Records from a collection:
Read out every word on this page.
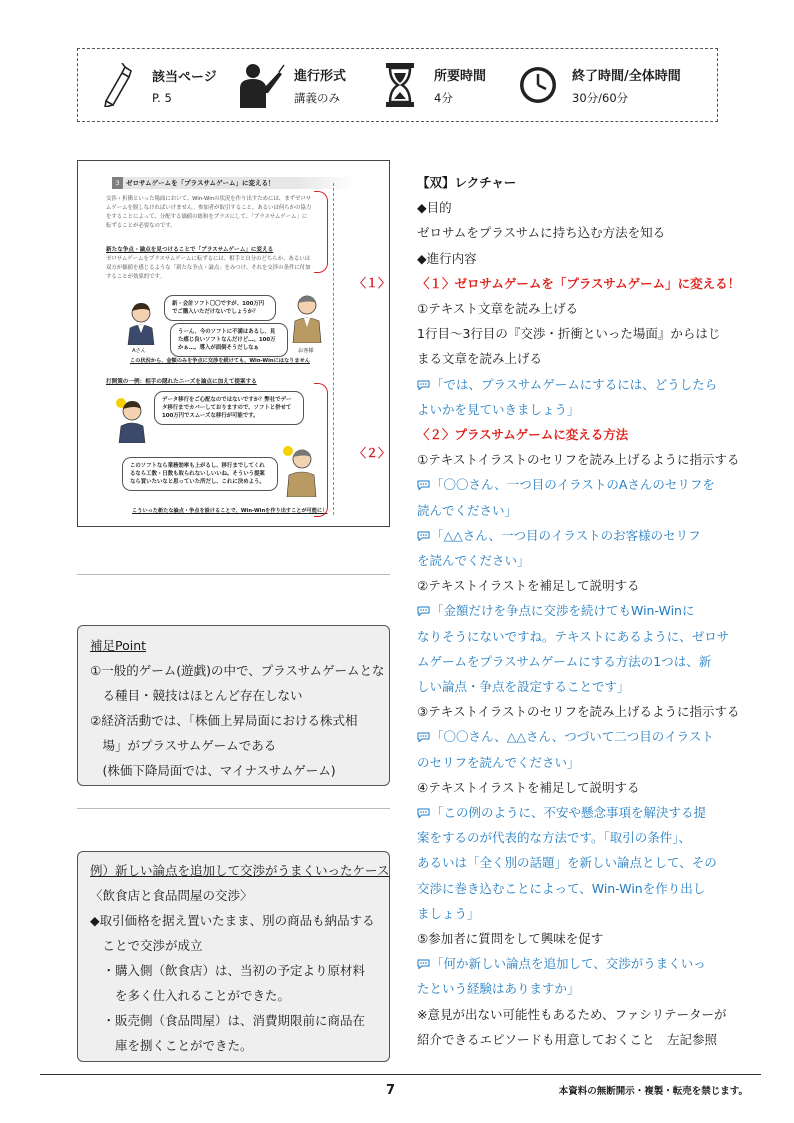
該当ページ
P. 5
進行形式
講義のみ
所要時間
4分
終了時間/全体時間
30分/60分
ゼロサムゲームを「プラスサムゲーム」に変える！
3
交渉・折衝といった場面において、Win-Winの状況を作り出すためには、まずゼロサムゲームを脱しなければいけません。参加者が取引すること、あるいは何らかの協力をすることによって、分配する価値の総和をプラスにして、「プラスサムゲーム」に転ずることが必要なのです。
新たな争点・論点を見つけることで「プラスサムゲーム」に変える
ゼロサムゲームをプラスサムゲームに転ずるには、相手と自分のどちらか、あるいは双方が価値を感じるような「新たな争点・論点」をみつけ、それを交渉の条件に付加することが効果的です。
新・会計ソフト〇〇ですが、100万円でご購入いただけないでしょうか？
うーん、今のソフトに不満はあるし、見た感じ良いソフトなんだけど…。100万かぁ…。導入が面倒そうだしなぁ
Aさん	お客様
この状況から、金額のみを争点に交渉を続けても、Win-Winにはなりません
打開策の一例：相手の隠れたニーズを論点に加えて提案する
データ移行をご心配なのではないですか？弊社でデータ移行までカバーしておりますので、ソフトと併せて100万円でスムーズな移行が可能です。
このソフトなら業務効率も上がるし、移行までしてくれるなら工数・日数も取られないしいいね。そういう提案なら買いたいなと思っていた所だし、これに決めよう。
こういった新たな論点・争点を設けることで、Win-Winを作り出すことが可能に！
〈１〉
〈２〉
補足Point
①一般的ゲーム(遊戯)の中で、プラスサムゲームとな
　る種目・競技はほとんど存在しない
②経済活動では、「株価上昇局面における株式相
　場」がプラスサムゲームである
　(株価下降局面では、マイナスサムゲーム)
例）新しい論点を追加して交渉がうまくいったケース
〈飲食店と食品問屋の交渉〉
◆取引価格を据え置いたまま、別の商品も納品する
　ことで交渉が成立
　・購入側（飲食店）は、当初の予定より原材料
　　を多く仕入れることができた。
　・販売側（食品問屋）は、消費期限前に商品在
　　庫を捌くことができた。
【双】レクチャー
◆目的
ゼロサムをプラスサムに持ち込む方法を知る
◆進行内容
〈１〉ゼロサムゲームを「プラスサムゲーム」に変える！
①テキスト文章を読み上げる
1行目～3行目の『交渉・折衝といった場面』からはじ
まる文章を読み上げる
「では、プラスサムゲームにするには、どうしたら
よいかを見ていきましょう」
〈２〉プラスサムゲームに変える方法
①テキストイラストのセリフを読み上げるように指示する
「〇〇さん、一つ目のイラストのAさんのセリフを
読んでください」
「△△さん、一つ目のイラストのお客様のセリフ
を読んでください」
②テキストイラストを補足して説明する
「金額だけを争点に交渉を続けてもWin-Winに
なりそうにないですね。テキストにあるように、ゼロサ
ムゲームをプラスサムゲームにする方法の1つは、新
しい論点・争点を設定することです」
③テキストイラストのセリフを読み上げるように指示する
「〇〇さん、△△さん、つづいて二つ目のイラスト
のセリフを読んでください」
④テキストイラストを補足して説明する
「この例のように、不安や懸念事項を解決する提
案をするのが代表的な方法です。「取引の条件」、
あるいは「全く別の話題」を新しい論点として、その
交渉に巻き込むことによって、Win-Winを作り出し
ましょう」
⑤参加者に質問をして興味を促す
「何か新しい論点を追加して、交渉がうまくいっ
たという経験はありますか」
※意見が出ない可能性もあるため、ファシリテーターが
紹介できるエピソードも用意しておくこと　左記参照
7	本資料の無断開示・複製・転売を禁じます。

Task statement
Search the entries for the string "〇〇さん" and collect each line that has it.

Complete answer
「〇〇さん、一つ目のイラストのAさんのセリフを
「〇〇さん、△△さん、つづいて二つ目のイラスト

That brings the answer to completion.